EXERCISE TASK:
Copy out all lines that hold "plus".

SUPPLIED DATA:
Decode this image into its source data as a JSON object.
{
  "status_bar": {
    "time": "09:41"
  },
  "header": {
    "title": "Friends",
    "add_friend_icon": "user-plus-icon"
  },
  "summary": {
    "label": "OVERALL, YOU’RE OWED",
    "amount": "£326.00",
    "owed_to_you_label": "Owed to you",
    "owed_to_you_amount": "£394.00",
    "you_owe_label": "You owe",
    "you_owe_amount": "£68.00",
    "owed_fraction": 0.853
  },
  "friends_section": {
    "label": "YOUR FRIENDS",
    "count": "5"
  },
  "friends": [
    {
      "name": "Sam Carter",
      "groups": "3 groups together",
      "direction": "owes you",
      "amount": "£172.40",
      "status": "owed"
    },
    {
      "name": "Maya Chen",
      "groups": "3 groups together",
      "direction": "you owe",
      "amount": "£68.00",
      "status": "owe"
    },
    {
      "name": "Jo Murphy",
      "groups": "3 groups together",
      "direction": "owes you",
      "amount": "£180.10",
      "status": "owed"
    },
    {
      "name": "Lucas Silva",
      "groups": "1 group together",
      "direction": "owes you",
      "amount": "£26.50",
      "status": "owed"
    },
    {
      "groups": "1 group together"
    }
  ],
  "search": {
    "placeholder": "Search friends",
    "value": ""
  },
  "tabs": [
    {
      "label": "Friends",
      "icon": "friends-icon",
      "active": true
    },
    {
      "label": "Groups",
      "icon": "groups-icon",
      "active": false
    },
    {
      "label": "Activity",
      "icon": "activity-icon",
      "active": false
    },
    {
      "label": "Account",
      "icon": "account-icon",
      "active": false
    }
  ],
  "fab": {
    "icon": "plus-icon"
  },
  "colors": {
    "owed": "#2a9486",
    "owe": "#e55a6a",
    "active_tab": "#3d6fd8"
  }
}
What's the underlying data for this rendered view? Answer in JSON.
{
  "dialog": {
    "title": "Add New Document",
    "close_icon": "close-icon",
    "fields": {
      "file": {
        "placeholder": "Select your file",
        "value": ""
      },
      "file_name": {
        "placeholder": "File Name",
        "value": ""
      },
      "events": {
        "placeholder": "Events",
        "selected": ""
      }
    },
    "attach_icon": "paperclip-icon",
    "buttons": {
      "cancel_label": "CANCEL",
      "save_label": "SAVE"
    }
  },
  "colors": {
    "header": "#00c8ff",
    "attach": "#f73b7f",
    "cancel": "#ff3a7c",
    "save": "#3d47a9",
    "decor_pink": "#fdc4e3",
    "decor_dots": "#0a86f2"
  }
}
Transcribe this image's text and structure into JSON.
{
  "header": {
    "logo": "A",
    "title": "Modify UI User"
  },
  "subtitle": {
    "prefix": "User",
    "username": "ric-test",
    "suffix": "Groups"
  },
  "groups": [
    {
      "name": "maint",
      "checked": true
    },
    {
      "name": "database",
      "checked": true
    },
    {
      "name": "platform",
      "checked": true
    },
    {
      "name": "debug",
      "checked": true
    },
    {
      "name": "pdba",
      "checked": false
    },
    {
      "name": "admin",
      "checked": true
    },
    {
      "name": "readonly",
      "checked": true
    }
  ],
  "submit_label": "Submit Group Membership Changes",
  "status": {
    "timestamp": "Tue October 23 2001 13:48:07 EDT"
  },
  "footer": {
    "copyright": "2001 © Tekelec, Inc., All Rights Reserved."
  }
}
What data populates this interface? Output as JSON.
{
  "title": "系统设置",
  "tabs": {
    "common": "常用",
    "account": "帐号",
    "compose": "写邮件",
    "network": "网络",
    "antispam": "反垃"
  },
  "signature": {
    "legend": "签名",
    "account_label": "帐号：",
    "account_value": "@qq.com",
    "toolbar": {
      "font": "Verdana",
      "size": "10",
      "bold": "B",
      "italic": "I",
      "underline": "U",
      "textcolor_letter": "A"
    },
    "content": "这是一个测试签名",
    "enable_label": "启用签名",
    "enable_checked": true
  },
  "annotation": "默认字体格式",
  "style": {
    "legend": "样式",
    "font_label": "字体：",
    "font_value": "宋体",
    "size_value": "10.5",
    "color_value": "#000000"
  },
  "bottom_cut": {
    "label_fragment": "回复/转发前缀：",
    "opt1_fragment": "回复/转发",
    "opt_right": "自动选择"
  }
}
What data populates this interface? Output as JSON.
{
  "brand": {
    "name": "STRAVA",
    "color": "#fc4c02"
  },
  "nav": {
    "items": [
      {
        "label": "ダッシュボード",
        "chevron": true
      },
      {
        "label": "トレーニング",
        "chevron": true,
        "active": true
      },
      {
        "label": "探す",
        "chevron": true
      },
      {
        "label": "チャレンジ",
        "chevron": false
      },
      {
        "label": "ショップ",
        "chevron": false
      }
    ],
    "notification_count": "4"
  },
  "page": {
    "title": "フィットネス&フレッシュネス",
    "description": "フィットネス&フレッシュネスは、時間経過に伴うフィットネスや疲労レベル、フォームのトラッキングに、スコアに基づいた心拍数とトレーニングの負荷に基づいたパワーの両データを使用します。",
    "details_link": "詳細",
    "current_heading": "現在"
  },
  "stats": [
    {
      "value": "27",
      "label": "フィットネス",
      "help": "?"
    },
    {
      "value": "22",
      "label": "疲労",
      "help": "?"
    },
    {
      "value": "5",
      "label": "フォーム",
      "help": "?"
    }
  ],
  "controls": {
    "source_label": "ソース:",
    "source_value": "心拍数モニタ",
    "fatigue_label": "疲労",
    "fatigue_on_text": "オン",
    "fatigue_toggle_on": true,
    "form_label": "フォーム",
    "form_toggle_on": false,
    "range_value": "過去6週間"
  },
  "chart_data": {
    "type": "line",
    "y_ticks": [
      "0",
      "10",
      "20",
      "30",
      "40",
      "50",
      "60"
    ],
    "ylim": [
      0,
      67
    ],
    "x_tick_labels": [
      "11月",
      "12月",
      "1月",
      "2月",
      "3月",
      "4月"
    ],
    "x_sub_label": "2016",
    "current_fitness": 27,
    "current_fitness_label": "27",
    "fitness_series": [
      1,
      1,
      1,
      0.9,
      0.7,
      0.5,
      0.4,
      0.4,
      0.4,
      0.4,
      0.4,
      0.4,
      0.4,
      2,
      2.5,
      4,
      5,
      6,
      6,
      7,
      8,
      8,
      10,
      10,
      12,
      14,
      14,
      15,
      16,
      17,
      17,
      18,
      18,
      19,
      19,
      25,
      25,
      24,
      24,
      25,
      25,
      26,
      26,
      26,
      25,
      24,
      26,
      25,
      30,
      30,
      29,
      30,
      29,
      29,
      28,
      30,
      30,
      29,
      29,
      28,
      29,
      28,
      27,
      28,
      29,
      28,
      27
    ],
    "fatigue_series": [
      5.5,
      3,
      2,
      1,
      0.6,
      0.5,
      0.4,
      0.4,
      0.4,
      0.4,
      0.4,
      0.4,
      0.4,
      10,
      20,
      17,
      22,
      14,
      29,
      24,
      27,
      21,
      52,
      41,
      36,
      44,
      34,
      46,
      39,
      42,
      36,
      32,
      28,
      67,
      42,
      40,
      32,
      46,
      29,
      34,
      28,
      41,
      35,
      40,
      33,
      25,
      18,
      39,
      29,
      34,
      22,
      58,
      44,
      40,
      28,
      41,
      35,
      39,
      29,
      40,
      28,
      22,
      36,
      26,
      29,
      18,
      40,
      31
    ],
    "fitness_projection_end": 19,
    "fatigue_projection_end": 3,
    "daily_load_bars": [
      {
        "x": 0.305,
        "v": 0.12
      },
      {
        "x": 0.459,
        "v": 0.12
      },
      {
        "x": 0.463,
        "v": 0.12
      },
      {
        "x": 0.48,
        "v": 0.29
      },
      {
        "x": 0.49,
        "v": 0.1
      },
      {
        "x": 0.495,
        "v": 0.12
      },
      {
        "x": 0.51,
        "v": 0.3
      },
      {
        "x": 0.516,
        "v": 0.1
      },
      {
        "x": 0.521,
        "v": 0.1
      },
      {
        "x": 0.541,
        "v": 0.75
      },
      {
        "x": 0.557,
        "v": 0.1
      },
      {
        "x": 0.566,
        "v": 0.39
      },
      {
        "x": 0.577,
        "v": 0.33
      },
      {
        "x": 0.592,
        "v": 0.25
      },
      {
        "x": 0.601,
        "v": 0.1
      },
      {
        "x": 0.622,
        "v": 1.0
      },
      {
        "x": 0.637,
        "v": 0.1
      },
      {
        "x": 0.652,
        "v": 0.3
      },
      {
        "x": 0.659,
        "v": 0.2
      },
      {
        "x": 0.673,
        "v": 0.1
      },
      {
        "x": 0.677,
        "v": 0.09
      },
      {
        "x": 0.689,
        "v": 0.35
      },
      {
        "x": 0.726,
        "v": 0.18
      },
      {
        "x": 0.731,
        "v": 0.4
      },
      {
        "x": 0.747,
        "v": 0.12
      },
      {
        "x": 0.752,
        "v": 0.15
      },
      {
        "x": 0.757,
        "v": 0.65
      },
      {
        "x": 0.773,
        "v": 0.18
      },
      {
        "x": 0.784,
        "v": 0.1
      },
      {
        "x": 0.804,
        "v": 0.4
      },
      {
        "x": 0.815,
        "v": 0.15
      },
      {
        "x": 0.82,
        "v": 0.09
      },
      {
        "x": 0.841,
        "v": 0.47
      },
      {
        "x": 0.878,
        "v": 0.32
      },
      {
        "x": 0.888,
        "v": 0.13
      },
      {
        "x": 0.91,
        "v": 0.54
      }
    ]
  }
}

EXPECTED ANSWER:
    "add_friend_icon": "user-plus-icon"
    "icon": "plus-icon"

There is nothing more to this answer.